_Data to use_

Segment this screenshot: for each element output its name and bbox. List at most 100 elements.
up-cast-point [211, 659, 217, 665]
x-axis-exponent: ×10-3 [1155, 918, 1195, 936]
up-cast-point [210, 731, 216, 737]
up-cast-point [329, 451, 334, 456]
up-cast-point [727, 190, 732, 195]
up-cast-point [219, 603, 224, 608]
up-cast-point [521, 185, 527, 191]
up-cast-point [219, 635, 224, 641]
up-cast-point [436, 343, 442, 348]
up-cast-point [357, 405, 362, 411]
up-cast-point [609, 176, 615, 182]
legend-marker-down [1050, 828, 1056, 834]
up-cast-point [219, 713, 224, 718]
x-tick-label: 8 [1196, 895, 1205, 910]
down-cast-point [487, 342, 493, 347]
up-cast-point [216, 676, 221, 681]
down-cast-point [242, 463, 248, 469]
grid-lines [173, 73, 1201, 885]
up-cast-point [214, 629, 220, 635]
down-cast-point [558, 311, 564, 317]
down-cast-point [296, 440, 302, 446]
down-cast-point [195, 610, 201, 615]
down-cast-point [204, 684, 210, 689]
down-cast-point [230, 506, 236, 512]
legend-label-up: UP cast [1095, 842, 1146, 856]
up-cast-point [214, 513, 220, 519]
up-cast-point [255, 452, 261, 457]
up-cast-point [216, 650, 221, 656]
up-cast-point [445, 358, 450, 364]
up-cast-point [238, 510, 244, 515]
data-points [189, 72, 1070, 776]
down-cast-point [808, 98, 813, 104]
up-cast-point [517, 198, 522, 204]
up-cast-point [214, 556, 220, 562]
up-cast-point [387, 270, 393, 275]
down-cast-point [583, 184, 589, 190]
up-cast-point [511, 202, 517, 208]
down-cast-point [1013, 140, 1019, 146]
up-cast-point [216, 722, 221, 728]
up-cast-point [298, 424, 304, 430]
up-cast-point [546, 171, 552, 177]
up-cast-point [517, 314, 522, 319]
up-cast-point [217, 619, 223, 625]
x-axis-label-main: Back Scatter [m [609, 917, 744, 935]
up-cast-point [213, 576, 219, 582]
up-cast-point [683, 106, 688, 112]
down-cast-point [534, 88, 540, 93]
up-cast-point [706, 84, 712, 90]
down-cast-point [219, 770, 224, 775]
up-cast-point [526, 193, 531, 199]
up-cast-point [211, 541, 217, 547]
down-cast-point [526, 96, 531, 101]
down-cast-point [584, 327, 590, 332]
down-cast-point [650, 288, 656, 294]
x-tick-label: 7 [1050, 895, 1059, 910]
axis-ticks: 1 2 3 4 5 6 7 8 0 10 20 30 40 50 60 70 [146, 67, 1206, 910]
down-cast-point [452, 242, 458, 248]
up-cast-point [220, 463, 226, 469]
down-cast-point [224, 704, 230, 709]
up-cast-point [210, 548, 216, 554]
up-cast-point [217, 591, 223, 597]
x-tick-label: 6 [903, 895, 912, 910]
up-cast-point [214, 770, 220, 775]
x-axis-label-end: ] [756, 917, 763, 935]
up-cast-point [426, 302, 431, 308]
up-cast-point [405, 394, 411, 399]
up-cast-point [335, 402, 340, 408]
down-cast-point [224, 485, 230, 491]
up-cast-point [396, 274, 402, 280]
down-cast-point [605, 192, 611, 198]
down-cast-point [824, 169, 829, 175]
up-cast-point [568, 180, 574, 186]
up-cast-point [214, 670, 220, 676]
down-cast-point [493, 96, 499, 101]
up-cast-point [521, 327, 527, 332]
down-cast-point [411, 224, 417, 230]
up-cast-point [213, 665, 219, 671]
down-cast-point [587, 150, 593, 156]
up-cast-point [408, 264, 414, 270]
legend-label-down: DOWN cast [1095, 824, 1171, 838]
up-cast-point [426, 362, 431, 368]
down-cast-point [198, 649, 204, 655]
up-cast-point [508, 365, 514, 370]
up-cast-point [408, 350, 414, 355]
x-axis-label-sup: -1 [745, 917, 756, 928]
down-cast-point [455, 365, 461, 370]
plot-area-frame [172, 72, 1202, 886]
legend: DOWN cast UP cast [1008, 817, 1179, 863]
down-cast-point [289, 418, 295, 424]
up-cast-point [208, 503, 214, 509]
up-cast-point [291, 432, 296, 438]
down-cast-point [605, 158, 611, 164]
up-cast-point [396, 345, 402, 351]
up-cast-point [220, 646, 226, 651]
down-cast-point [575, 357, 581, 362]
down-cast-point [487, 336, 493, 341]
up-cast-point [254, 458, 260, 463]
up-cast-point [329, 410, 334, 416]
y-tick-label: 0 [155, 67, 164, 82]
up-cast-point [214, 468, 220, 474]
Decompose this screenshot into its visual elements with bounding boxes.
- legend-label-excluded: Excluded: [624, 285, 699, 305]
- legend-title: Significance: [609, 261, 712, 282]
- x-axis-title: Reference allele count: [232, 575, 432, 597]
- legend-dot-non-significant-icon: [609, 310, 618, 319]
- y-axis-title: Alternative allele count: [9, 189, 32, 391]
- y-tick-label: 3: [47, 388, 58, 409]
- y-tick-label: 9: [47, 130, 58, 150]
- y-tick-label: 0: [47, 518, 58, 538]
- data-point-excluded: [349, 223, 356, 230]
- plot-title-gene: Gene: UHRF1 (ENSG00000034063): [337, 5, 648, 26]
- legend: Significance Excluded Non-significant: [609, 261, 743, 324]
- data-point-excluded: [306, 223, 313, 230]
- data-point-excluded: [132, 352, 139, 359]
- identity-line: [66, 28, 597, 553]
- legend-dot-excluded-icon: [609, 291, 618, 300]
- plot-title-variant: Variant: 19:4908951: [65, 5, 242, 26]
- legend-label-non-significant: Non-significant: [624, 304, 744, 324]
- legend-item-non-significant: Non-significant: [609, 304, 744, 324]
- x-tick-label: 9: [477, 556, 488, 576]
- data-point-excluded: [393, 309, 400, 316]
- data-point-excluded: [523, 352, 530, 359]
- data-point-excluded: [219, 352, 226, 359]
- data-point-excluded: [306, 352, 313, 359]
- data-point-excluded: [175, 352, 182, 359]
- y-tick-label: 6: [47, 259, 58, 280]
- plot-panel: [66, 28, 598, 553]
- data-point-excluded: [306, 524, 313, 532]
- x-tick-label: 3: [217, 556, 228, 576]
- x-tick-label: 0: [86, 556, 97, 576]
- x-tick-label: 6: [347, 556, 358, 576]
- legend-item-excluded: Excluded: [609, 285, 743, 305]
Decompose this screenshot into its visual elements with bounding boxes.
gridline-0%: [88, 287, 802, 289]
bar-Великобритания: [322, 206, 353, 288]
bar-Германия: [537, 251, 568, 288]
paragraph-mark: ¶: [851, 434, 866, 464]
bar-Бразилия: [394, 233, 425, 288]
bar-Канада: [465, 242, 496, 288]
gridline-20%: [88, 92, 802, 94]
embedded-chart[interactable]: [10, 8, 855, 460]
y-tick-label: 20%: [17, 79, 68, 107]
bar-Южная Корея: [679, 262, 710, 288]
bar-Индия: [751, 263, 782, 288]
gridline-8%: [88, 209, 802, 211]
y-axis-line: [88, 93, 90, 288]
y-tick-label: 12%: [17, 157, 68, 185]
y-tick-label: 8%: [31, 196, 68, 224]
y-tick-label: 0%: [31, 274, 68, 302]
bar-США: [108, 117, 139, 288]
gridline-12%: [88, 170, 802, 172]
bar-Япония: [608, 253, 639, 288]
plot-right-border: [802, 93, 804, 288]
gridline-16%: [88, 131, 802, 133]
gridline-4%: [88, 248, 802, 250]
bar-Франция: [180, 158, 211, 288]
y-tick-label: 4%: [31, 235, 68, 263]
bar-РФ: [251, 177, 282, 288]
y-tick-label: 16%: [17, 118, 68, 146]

_Task_
Please count the lines in the records above that contain the string "legend" and reply with only that number.

_Worked solution_
12